Dataset entries ->
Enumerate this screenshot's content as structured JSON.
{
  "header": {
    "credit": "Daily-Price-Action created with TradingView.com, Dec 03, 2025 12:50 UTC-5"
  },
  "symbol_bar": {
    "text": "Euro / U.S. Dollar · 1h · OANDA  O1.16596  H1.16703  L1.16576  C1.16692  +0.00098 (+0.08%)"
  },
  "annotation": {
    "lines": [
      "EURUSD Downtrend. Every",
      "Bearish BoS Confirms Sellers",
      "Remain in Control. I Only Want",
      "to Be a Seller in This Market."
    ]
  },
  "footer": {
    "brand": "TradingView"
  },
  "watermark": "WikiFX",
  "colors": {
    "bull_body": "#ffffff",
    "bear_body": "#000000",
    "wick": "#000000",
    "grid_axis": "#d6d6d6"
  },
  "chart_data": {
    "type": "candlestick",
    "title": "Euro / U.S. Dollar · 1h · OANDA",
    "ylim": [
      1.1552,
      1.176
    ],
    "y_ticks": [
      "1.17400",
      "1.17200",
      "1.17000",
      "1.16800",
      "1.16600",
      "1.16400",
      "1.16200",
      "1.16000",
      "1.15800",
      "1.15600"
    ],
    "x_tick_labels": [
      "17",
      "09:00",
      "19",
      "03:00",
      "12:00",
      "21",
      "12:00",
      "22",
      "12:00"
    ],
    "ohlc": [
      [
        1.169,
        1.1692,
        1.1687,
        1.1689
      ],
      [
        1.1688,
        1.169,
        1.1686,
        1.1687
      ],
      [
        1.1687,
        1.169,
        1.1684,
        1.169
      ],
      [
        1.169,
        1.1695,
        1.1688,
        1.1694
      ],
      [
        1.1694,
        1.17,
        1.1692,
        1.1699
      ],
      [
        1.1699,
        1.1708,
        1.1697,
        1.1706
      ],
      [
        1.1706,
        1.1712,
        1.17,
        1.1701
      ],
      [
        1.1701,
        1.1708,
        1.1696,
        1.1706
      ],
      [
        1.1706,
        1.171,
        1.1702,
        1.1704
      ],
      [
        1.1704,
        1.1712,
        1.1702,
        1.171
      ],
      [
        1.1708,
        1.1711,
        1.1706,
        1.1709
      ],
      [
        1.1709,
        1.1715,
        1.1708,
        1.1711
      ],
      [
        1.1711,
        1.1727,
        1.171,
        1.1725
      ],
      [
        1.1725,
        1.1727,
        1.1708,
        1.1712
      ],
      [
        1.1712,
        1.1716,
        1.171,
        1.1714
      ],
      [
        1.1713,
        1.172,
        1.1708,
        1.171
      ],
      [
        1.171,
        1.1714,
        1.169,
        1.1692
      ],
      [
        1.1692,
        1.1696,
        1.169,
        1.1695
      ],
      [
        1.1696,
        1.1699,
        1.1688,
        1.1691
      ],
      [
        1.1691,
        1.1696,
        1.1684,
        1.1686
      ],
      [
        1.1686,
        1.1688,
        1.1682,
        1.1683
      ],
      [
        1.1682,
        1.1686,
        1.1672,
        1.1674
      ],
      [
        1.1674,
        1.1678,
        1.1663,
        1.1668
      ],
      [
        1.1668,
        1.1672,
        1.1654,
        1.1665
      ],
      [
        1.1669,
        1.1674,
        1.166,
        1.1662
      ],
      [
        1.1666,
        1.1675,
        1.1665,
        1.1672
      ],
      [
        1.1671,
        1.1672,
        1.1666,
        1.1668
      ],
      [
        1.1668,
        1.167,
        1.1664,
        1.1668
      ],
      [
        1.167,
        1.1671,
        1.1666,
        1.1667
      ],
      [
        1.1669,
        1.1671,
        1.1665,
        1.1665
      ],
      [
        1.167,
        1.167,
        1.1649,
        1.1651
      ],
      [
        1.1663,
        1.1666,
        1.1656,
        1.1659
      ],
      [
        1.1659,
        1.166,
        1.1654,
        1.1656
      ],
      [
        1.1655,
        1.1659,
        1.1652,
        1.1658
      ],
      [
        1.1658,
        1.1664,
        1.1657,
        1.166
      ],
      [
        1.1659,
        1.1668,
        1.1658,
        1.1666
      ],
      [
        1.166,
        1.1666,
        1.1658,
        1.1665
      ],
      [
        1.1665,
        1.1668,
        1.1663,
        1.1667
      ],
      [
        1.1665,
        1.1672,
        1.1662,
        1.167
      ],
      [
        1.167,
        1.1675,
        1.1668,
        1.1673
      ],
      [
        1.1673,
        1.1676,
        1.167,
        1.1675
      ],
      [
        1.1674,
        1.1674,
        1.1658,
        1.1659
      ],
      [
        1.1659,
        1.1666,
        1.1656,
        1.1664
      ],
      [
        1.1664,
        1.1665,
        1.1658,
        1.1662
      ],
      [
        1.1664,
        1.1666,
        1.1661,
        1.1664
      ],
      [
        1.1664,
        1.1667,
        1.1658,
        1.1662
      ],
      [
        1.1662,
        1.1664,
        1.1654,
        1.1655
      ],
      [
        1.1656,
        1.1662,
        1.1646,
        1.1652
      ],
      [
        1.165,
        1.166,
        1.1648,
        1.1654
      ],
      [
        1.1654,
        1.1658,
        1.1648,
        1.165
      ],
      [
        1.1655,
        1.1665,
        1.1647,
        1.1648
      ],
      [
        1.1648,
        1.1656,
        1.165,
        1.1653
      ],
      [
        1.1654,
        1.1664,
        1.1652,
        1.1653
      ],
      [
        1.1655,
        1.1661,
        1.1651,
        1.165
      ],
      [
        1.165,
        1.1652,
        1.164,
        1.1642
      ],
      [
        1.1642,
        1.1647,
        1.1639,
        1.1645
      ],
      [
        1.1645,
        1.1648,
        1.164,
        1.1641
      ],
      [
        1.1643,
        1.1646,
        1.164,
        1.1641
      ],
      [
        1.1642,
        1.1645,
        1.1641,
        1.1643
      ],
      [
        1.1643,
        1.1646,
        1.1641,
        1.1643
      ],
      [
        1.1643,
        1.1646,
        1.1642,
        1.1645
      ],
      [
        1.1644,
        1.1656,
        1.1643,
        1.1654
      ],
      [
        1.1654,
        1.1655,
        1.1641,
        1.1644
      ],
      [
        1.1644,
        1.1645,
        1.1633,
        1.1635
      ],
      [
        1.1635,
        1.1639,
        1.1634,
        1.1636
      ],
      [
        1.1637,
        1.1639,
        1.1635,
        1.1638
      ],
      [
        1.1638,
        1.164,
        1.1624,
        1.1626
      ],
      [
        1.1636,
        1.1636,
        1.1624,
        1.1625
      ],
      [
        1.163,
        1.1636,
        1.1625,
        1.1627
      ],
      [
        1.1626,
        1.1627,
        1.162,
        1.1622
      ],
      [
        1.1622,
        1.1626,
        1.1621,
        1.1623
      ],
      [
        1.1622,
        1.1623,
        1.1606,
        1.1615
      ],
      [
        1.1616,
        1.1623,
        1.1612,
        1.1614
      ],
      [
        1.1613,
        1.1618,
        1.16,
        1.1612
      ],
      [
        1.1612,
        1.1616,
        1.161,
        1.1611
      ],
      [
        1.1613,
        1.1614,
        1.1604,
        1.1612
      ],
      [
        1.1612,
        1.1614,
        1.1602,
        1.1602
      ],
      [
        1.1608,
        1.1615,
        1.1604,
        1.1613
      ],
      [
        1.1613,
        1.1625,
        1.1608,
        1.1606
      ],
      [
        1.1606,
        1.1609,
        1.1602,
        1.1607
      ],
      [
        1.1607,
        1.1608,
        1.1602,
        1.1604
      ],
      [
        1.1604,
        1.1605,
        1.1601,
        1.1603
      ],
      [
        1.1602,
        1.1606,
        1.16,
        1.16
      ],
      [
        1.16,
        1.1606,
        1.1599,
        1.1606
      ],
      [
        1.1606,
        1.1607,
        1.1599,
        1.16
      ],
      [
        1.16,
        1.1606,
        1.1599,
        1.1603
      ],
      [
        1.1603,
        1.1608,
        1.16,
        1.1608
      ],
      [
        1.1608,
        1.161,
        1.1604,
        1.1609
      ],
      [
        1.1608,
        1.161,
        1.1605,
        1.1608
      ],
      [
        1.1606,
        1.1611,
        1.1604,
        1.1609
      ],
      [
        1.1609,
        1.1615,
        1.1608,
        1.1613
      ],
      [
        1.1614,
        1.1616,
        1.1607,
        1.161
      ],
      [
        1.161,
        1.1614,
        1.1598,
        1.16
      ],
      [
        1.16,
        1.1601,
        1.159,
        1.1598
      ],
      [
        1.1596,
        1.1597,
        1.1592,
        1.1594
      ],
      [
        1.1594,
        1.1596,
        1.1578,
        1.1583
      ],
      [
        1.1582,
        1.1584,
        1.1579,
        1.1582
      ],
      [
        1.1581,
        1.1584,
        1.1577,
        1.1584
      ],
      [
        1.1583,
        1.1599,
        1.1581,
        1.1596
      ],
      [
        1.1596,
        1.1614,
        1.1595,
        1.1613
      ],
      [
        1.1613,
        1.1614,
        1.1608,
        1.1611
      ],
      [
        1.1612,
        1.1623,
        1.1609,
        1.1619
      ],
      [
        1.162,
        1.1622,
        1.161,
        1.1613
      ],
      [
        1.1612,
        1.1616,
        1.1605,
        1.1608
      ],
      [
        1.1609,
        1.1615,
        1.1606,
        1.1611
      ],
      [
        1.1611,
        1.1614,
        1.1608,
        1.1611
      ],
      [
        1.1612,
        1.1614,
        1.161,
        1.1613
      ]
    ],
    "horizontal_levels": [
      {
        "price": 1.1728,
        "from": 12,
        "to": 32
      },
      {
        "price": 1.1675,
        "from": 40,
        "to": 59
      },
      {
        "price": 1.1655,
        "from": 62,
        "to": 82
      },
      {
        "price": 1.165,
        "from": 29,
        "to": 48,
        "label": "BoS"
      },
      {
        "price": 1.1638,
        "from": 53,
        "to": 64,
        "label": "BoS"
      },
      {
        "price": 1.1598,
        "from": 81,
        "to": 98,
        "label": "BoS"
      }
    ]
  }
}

Problem -> Every line in the data above that contains "Dollar" needs to be copied.

Reply to the task ->
    "text": "Euro / U.S. Dollar · 1h · OANDA  O1.16596  H1.16703  L1.16576  C1.16692  +0.00098 (+0.08%)"
    "title": "Euro / U.S. Dollar · 1h · OANDA",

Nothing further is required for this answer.